- _Stored data_:
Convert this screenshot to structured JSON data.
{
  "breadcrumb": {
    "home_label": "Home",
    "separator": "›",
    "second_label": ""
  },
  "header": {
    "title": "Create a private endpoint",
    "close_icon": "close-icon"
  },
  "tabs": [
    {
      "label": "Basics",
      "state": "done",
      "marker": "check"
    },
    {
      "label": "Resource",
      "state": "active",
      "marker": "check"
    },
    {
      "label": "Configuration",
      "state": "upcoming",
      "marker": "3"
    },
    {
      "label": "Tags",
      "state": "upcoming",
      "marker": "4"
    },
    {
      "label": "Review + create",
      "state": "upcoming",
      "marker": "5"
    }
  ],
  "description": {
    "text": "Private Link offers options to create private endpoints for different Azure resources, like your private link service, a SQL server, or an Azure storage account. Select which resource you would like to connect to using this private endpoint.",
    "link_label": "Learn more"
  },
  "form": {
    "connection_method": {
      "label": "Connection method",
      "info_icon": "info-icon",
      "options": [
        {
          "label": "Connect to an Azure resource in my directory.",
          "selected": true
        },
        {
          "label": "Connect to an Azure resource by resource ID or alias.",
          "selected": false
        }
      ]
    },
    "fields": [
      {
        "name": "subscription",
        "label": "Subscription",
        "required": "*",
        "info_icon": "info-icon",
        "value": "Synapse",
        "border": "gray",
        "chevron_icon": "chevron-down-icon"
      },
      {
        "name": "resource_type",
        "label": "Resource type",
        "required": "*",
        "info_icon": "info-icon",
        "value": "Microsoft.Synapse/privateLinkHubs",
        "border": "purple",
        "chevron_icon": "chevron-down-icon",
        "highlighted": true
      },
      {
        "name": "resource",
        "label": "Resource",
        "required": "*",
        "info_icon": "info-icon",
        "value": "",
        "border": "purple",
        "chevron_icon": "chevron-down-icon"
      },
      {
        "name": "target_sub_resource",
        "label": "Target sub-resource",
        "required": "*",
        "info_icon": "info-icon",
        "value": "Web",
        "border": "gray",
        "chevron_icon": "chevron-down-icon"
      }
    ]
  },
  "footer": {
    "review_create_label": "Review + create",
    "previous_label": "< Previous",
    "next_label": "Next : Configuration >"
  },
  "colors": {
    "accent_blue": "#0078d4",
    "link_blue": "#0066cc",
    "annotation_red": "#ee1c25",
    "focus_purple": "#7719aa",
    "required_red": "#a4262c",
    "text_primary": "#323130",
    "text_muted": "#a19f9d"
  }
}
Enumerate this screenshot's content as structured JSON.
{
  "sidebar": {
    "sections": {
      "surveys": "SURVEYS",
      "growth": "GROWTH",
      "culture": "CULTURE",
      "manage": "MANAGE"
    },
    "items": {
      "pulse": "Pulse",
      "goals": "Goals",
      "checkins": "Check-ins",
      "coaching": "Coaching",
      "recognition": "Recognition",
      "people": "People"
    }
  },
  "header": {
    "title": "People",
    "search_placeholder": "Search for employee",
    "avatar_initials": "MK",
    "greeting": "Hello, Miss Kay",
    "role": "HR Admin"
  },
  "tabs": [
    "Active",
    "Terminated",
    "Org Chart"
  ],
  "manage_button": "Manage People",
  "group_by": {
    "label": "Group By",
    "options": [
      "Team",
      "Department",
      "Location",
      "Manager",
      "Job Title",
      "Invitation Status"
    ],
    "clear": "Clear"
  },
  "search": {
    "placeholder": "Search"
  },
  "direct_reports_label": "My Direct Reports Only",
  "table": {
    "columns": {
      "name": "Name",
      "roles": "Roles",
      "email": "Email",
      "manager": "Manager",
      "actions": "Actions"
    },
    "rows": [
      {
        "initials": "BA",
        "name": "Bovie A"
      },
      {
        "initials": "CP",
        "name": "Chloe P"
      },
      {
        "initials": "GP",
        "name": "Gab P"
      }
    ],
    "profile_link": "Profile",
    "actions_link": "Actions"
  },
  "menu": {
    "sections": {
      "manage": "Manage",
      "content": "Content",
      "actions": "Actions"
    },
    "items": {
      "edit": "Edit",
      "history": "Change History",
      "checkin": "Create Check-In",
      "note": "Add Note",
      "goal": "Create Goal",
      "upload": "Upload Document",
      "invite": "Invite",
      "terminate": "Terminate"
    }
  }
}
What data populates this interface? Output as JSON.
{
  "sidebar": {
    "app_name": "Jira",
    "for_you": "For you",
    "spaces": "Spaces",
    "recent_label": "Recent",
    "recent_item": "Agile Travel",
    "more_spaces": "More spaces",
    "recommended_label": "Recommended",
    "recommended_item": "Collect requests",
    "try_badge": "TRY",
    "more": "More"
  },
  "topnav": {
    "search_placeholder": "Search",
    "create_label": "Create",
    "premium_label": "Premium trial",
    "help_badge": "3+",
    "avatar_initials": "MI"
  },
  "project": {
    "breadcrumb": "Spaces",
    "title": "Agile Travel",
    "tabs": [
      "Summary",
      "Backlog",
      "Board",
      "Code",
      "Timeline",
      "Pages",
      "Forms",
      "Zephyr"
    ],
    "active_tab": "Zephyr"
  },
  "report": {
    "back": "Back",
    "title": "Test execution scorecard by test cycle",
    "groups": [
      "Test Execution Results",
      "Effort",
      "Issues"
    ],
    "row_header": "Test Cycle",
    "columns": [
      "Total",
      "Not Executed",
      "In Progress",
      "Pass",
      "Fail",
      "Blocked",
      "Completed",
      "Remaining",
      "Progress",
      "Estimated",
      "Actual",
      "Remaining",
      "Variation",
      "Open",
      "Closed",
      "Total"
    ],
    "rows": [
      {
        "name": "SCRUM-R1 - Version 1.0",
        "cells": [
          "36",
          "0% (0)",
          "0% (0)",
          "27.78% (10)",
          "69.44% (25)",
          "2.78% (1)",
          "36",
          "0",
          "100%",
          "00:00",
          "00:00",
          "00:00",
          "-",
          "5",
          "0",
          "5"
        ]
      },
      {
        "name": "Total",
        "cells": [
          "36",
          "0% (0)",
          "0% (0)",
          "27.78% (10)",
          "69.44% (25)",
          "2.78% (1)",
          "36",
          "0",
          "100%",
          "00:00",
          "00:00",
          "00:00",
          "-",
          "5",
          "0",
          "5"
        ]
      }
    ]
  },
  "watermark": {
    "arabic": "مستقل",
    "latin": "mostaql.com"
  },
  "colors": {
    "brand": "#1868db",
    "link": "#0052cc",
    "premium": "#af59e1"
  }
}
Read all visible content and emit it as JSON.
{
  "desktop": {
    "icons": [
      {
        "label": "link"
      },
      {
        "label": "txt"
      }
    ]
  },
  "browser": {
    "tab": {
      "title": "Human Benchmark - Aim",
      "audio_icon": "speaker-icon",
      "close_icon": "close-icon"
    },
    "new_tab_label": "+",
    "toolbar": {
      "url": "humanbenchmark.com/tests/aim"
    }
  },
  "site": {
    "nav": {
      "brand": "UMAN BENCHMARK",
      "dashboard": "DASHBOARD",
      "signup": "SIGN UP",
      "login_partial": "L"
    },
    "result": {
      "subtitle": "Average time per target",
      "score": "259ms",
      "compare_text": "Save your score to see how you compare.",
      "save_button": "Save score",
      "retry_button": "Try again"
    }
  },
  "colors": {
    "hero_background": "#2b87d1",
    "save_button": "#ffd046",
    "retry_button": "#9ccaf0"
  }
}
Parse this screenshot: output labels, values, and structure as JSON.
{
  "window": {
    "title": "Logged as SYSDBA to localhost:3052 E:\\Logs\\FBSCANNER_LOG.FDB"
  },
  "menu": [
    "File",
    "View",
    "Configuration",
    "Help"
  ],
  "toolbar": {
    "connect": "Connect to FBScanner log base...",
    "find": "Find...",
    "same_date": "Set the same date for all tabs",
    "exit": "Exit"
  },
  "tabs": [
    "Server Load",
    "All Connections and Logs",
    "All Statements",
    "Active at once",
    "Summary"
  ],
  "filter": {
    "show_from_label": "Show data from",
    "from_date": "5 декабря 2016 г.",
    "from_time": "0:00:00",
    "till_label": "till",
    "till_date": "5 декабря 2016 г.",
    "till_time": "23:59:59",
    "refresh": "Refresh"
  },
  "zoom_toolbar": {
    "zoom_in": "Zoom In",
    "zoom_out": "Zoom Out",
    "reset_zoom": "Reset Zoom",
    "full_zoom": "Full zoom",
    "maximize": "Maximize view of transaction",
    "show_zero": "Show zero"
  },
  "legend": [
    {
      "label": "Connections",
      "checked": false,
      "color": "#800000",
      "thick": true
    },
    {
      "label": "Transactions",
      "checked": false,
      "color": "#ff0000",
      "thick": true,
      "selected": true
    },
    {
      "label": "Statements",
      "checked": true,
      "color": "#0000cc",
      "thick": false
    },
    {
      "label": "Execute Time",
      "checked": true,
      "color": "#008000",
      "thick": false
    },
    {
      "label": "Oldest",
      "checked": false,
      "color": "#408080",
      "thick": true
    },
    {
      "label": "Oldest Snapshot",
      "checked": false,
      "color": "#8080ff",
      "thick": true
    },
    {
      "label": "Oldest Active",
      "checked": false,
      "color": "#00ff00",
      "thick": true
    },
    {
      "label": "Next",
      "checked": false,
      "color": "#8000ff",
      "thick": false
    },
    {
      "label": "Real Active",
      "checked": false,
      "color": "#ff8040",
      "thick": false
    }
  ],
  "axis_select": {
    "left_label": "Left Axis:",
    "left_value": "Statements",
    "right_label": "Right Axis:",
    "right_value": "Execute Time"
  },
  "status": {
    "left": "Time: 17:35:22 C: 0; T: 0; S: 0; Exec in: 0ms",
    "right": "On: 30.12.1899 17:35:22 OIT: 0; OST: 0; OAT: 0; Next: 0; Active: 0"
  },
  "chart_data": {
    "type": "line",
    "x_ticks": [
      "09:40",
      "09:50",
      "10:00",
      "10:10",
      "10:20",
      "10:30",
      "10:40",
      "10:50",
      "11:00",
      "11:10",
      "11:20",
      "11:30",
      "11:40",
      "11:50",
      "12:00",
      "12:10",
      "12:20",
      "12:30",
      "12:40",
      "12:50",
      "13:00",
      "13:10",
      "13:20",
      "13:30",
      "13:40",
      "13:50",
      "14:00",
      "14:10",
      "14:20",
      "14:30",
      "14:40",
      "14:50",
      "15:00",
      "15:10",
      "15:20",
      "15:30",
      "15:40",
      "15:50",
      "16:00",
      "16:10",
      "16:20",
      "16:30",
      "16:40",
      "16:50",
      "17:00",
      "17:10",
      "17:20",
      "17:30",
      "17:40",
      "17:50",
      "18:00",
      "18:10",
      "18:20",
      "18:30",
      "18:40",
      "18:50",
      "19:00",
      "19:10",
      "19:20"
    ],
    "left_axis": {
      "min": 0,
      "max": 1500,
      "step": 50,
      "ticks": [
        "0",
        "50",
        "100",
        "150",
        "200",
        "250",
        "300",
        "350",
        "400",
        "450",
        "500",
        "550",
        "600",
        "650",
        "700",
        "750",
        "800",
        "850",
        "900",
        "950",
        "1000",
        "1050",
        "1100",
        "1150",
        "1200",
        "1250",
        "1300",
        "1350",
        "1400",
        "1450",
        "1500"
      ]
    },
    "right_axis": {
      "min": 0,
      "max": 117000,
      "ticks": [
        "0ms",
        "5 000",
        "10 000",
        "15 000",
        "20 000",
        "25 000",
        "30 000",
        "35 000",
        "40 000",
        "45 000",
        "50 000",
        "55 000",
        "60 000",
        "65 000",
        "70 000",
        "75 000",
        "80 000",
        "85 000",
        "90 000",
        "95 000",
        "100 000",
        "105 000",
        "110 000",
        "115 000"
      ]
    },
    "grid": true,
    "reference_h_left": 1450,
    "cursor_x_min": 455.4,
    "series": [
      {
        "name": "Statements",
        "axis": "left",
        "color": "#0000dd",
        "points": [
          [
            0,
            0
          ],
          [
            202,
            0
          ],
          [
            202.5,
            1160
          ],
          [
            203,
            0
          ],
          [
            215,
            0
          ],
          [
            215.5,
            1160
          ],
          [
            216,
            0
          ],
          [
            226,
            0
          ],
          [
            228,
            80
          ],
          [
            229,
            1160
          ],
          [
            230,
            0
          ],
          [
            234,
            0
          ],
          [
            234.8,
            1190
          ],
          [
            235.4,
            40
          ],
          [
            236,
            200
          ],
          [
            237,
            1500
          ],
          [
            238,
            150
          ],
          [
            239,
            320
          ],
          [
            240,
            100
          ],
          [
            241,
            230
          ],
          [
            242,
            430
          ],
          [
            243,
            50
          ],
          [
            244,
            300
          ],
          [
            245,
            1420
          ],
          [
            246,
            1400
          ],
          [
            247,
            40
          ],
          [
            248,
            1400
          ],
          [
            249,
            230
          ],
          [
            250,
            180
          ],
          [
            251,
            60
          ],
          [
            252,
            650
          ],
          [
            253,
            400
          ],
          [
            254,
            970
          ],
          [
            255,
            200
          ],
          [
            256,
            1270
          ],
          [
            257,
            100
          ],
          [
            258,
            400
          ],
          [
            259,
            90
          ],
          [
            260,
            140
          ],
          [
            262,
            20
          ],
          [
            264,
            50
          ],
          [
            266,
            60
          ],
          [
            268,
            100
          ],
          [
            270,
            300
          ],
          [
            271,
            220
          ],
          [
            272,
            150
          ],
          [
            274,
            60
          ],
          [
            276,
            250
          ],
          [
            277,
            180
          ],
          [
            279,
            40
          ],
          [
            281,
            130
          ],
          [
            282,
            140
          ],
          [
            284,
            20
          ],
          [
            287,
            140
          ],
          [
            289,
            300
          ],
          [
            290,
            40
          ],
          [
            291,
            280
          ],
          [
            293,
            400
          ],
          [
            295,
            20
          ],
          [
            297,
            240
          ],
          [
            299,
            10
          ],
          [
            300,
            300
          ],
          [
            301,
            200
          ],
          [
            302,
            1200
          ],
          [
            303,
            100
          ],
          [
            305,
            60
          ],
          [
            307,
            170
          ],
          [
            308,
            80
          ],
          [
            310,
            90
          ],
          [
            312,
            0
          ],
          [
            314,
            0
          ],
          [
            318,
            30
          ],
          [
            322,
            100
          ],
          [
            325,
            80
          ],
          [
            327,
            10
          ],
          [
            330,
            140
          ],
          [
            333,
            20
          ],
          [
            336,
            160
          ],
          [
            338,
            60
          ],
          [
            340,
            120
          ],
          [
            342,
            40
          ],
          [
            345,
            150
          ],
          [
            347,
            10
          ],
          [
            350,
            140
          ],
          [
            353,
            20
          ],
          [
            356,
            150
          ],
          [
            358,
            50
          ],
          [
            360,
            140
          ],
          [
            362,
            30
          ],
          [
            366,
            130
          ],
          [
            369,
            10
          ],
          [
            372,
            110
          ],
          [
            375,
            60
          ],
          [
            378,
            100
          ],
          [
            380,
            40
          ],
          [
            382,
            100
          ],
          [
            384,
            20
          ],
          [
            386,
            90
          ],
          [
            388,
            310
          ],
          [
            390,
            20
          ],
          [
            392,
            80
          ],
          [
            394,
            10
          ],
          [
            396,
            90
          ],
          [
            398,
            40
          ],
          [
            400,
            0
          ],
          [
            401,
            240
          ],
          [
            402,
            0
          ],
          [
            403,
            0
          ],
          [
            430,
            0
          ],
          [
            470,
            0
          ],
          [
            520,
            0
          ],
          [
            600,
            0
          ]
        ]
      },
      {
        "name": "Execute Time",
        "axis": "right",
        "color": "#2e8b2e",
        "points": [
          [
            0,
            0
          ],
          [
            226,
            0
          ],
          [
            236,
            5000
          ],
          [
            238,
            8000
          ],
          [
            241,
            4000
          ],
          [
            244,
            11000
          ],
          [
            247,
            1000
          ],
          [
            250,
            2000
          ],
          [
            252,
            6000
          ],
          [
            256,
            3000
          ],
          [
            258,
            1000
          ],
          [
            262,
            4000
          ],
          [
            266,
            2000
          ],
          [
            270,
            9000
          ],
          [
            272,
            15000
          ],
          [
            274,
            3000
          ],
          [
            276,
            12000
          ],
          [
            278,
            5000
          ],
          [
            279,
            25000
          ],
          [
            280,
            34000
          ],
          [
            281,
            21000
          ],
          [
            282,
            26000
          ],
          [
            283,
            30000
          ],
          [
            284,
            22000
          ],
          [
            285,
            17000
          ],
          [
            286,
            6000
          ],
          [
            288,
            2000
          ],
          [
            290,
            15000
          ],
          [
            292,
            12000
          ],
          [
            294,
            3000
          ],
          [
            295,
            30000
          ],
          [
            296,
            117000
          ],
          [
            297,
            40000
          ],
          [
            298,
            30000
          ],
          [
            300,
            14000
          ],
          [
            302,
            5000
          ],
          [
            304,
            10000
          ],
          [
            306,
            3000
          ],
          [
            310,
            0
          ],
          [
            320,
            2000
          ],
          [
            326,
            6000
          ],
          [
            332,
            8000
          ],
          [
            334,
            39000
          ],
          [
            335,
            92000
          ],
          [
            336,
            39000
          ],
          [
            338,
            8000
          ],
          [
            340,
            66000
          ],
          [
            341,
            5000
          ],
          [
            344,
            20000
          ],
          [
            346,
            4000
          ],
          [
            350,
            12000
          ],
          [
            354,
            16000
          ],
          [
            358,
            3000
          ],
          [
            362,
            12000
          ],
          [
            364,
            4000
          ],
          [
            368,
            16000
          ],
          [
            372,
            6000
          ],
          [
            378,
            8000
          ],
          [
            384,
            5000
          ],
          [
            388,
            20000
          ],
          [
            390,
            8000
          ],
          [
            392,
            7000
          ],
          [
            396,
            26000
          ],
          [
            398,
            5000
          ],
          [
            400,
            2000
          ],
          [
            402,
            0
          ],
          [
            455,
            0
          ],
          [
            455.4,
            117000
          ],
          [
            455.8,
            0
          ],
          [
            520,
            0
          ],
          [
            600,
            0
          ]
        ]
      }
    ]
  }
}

- _Exercise objective_:
Which lines hold the word "Configuration"? Return all of them from the records above.

- _Solution for this task_:
      "label": "Configuration",
    "next_label": "Next : Configuration >"
    "Configuration",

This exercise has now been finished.